▶ _MATERIAL FOR THIS TASK_:
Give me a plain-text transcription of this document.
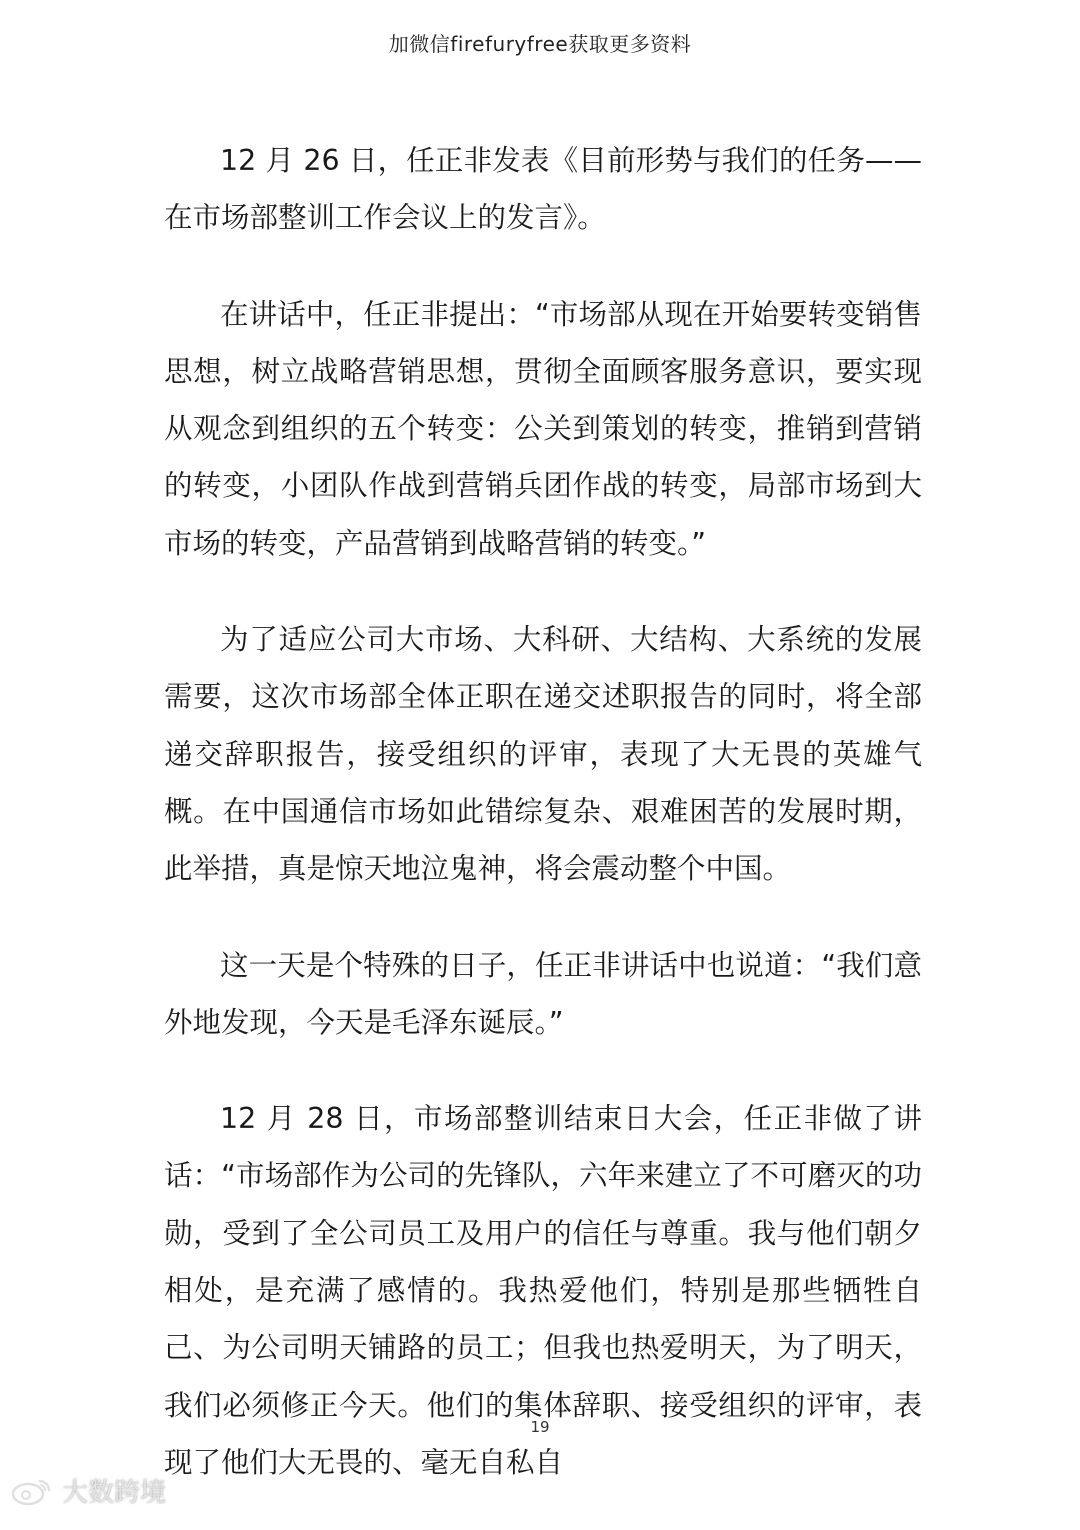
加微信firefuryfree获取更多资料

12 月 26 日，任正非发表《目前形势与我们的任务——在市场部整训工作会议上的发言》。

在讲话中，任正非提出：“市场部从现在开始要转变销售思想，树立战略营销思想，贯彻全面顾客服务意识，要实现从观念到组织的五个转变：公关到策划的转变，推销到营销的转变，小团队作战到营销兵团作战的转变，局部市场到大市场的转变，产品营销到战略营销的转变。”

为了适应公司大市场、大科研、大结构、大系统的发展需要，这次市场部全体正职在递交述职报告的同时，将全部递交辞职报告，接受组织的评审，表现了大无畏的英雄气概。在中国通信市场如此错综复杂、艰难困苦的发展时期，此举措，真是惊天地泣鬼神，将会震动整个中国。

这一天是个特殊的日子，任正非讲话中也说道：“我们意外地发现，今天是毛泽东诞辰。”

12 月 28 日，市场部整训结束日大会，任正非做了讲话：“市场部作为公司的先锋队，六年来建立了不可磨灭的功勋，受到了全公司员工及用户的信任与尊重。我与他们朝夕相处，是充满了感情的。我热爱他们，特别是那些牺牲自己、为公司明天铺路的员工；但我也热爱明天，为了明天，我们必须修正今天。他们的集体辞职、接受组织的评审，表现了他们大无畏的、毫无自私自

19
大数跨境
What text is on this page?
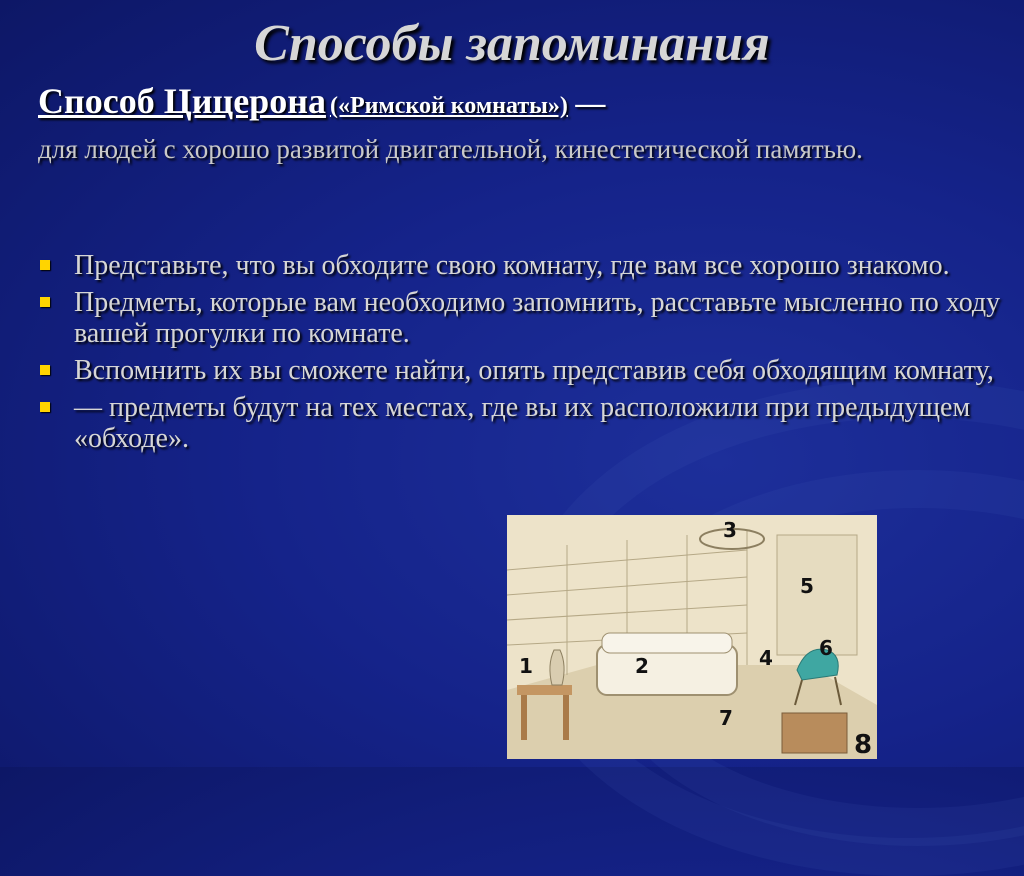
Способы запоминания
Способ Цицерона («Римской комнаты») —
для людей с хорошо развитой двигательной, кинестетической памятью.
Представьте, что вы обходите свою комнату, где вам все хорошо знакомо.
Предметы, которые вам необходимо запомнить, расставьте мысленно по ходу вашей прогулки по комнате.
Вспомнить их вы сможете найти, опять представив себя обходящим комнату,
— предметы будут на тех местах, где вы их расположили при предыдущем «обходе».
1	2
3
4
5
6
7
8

▶ _GIVEN EXERCISE_: Copy each line that contains the word "接受组织的评审".

▶ _COMPLETE RESPONSE_:
为了适应公司大市场、大科研、大结构、大系统的发展需要，这次市场部全体正职在递交述职报告的同时，将全部递交辞职报告，接受组织的评审，表现了大无畏的英雄气概。在中国通信市场如此错综复杂、艰难困苦的发展时期，此举措，真是惊天地泣鬼神，将会震动整个中国。
12 月 28 日，市场部整训结束日大会，任正非做了讲话：“市场部作为公司的先锋队，六年来建立了不可磨灭的功勋，受到了全公司员工及用户的信任与尊重。我与他们朝夕相处，是充满了感情的。我热爱他们，特别是那些牺牲自己、为公司明天铺路的员工；但我也热爱明天，为了明天，我们必须修正今天。他们的集体辞职、接受组织的评审，表现了他们大无畏的、毫无自私自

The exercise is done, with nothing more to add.